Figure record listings
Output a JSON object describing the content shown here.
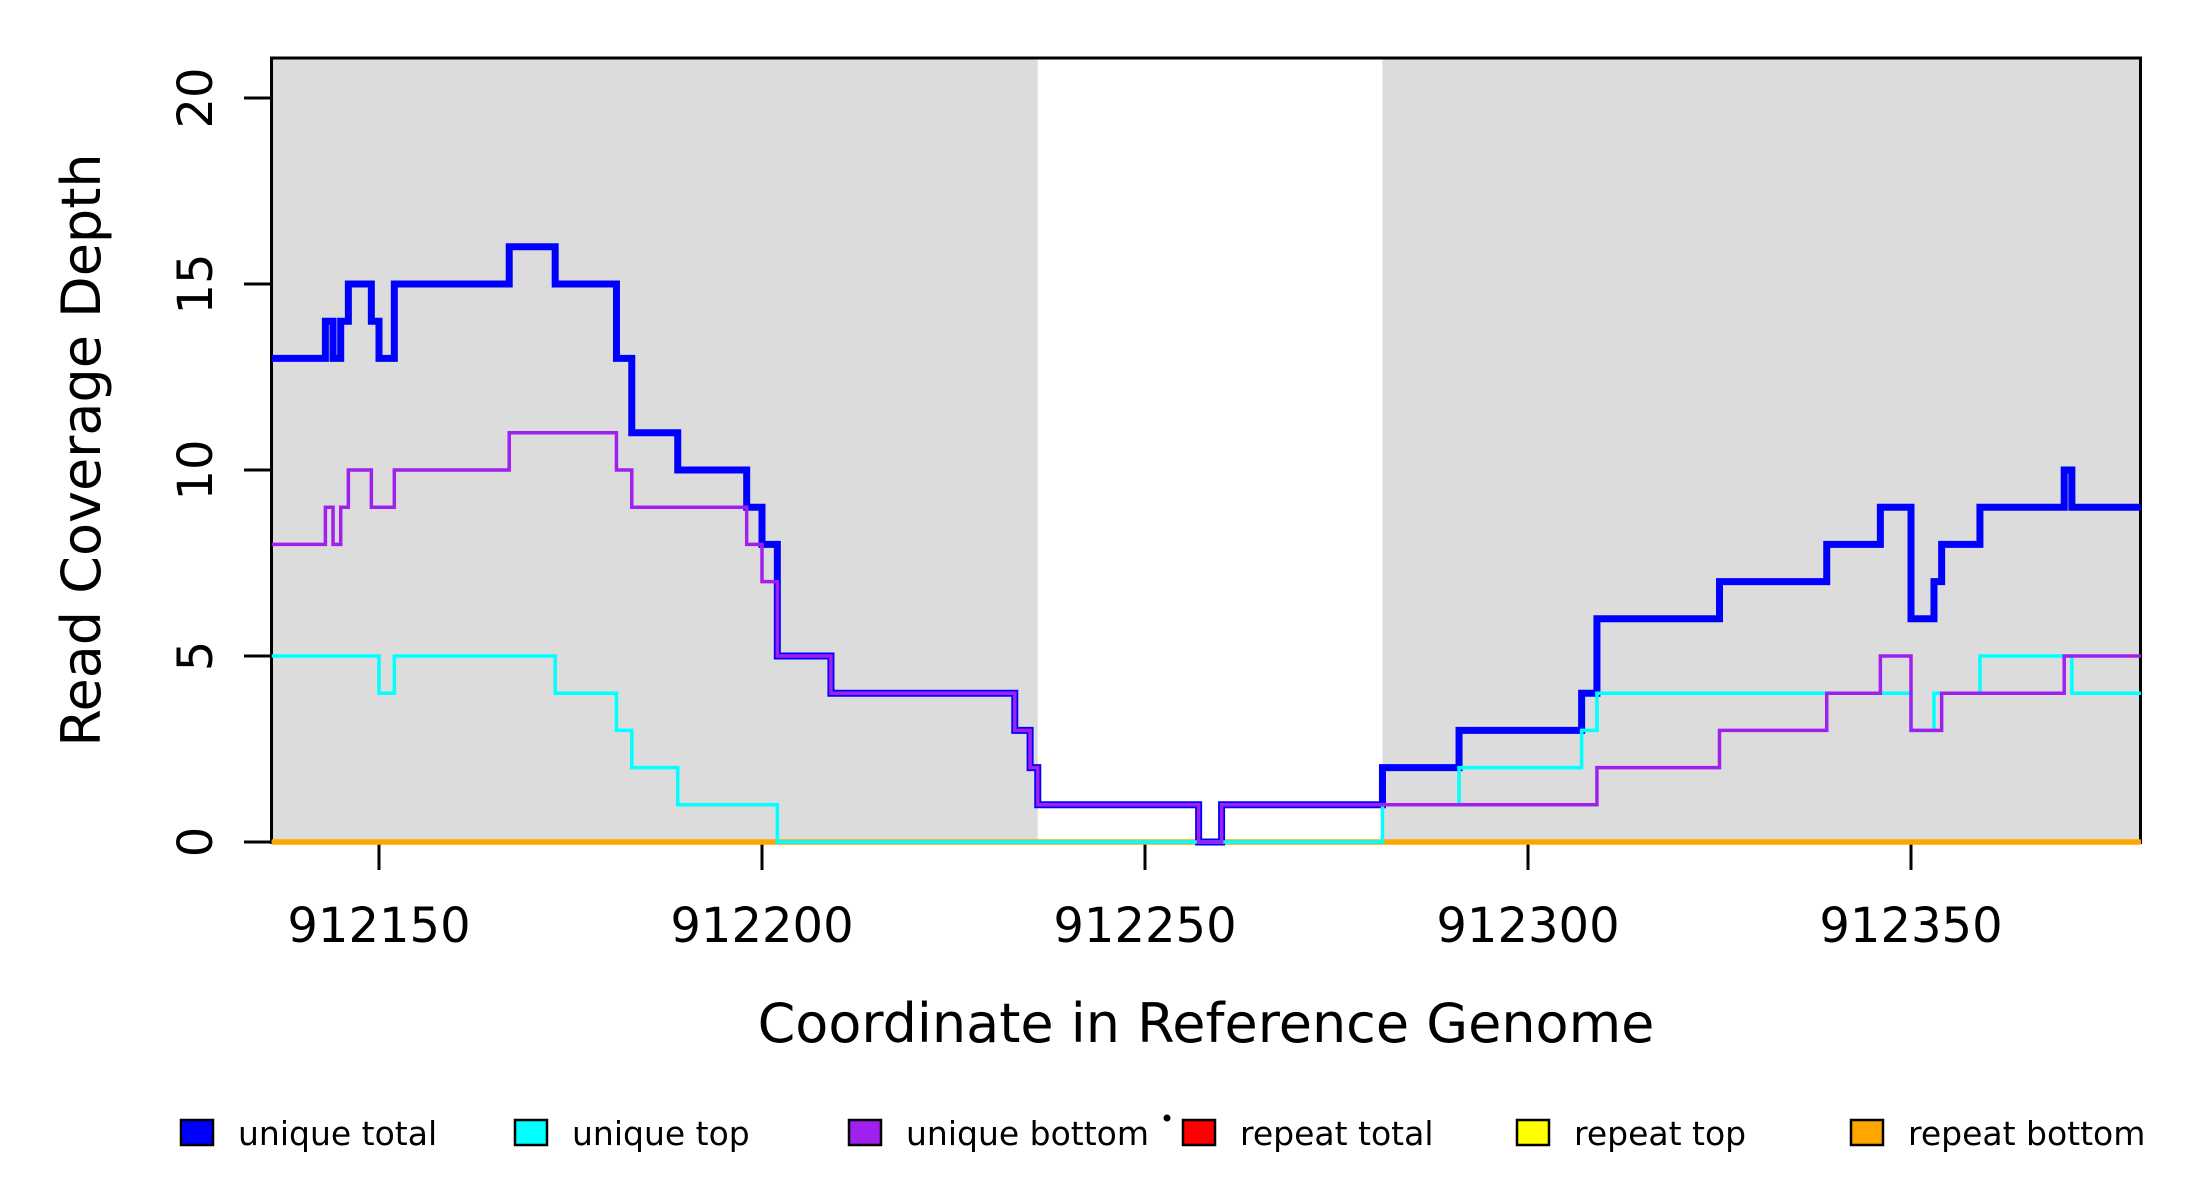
{
  "figure": {
    "background": "#FFFFFF",
    "plot_background_shaded": "#DCDCDC",
    "axis_color": "#000000"
  },
  "chart_data": {
    "type": "line",
    "step": true,
    "title": "",
    "xlabel": "Coordinate in Reference Genome",
    "ylabel": "Read Coverage Depth",
    "xlim": [
      912136,
      912380
    ],
    "ylim": [
      0,
      21.1
    ],
    "grid": false,
    "legend_position": "bottom",
    "x_ticks": [
      "912150",
      "912200",
      "912250",
      "912300",
      "912350"
    ],
    "x_tick_values": [
      912150,
      912200,
      912250,
      912300,
      912350
    ],
    "y_ticks": [
      "0",
      "5",
      "10",
      "15",
      "20"
    ],
    "y_tick_values": [
      0,
      5,
      10,
      15,
      20
    ],
    "x_end": 912380,
    "shaded_regions": [
      {
        "x0": 912136,
        "x1": 912236,
        "color": "#DCDCDC"
      },
      {
        "x0": 912281,
        "x1": 912380,
        "color": "#DCDCDC"
      }
    ],
    "series": [
      {
        "name": "unique total",
        "color": "#0000FF",
        "stroke_width": 7,
        "points": [
          [
            912136,
            13
          ],
          [
            912143,
            14
          ],
          [
            912144,
            13
          ],
          [
            912145,
            14
          ],
          [
            912146,
            15
          ],
          [
            912149,
            14
          ],
          [
            912150,
            13
          ],
          [
            912152,
            15
          ],
          [
            912167,
            16
          ],
          [
            912173,
            15
          ],
          [
            912181,
            13
          ],
          [
            912183,
            11
          ],
          [
            912189,
            10
          ],
          [
            912198,
            9
          ],
          [
            912200,
            8
          ],
          [
            912202,
            5
          ],
          [
            912209,
            4
          ],
          [
            912233,
            3
          ],
          [
            912235,
            2
          ],
          [
            912236,
            1
          ],
          [
            912257,
            0
          ],
          [
            912260,
            1
          ],
          [
            912281,
            2
          ],
          [
            912291,
            3
          ],
          [
            912307,
            4
          ],
          [
            912309,
            6
          ],
          [
            912325,
            7
          ],
          [
            912339,
            8
          ],
          [
            912346,
            9
          ],
          [
            912350,
            6
          ],
          [
            912353,
            7
          ],
          [
            912354,
            8
          ],
          [
            912359,
            9
          ],
          [
            912370,
            10
          ],
          [
            912371,
            9
          ]
        ]
      },
      {
        "name": "unique top",
        "color": "#00FFFF",
        "stroke_width": 3.5,
        "points": [
          [
            912136,
            5
          ],
          [
            912150,
            4
          ],
          [
            912152,
            5
          ],
          [
            912173,
            4
          ],
          [
            912181,
            3
          ],
          [
            912183,
            2
          ],
          [
            912189,
            1
          ],
          [
            912202,
            0
          ],
          [
            912281,
            1
          ],
          [
            912291,
            2
          ],
          [
            912307,
            3
          ],
          [
            912309,
            4
          ],
          [
            912350,
            3
          ],
          [
            912353,
            4
          ],
          [
            912359,
            5
          ],
          [
            912371,
            4
          ]
        ]
      },
      {
        "name": "unique bottom",
        "color": "#A020F0",
        "stroke_width": 3.5,
        "points": [
          [
            912136,
            8
          ],
          [
            912143,
            9
          ],
          [
            912144,
            8
          ],
          [
            912145,
            9
          ],
          [
            912146,
            10
          ],
          [
            912149,
            9
          ],
          [
            912152,
            10
          ],
          [
            912167,
            11
          ],
          [
            912181,
            10
          ],
          [
            912183,
            9
          ],
          [
            912198,
            8
          ],
          [
            912200,
            7
          ],
          [
            912202,
            5
          ],
          [
            912209,
            4
          ],
          [
            912233,
            3
          ],
          [
            912235,
            2
          ],
          [
            912236,
            1
          ],
          [
            912257,
            0
          ],
          [
            912260,
            1
          ],
          [
            912309,
            2
          ],
          [
            912325,
            3
          ],
          [
            912339,
            4
          ],
          [
            912346,
            5
          ],
          [
            912350,
            3
          ],
          [
            912354,
            4
          ],
          [
            912370,
            5
          ]
        ]
      },
      {
        "name": "repeat total",
        "color": "#FF0000",
        "stroke_width": 4,
        "points": [
          [
            912136,
            0
          ]
        ]
      },
      {
        "name": "repeat top",
        "color": "#FFFF00",
        "stroke_width": 4,
        "points": [
          [
            912136,
            0
          ]
        ]
      },
      {
        "name": "repeat bottom",
        "color": "#FFA500",
        "stroke_width": 5.5,
        "points": [
          [
            912136,
            0
          ]
        ]
      }
    ],
    "draw_order": [
      3,
      4,
      5,
      0,
      1,
      2
    ],
    "legend": [
      {
        "label": "unique total",
        "color": "#0000FF"
      },
      {
        "label": "unique top",
        "color": "#00FFFF"
      },
      {
        "label": "unique bottom",
        "color": "#A020F0"
      },
      {
        "label": "repeat total",
        "color": "#FF0000"
      },
      {
        "label": "repeat top",
        "color": "#FFFF00"
      },
      {
        "label": "repeat bottom",
        "color": "#FFA500"
      }
    ]
  }
}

Activity. Above are the records; copy each line from them that includes the string "unique".

Written answer.
        "name": "unique total",
        "name": "unique top",
        "name": "unique bottom",
        "label": "unique total",
        "label": "unique top",
        "label": "unique bottom",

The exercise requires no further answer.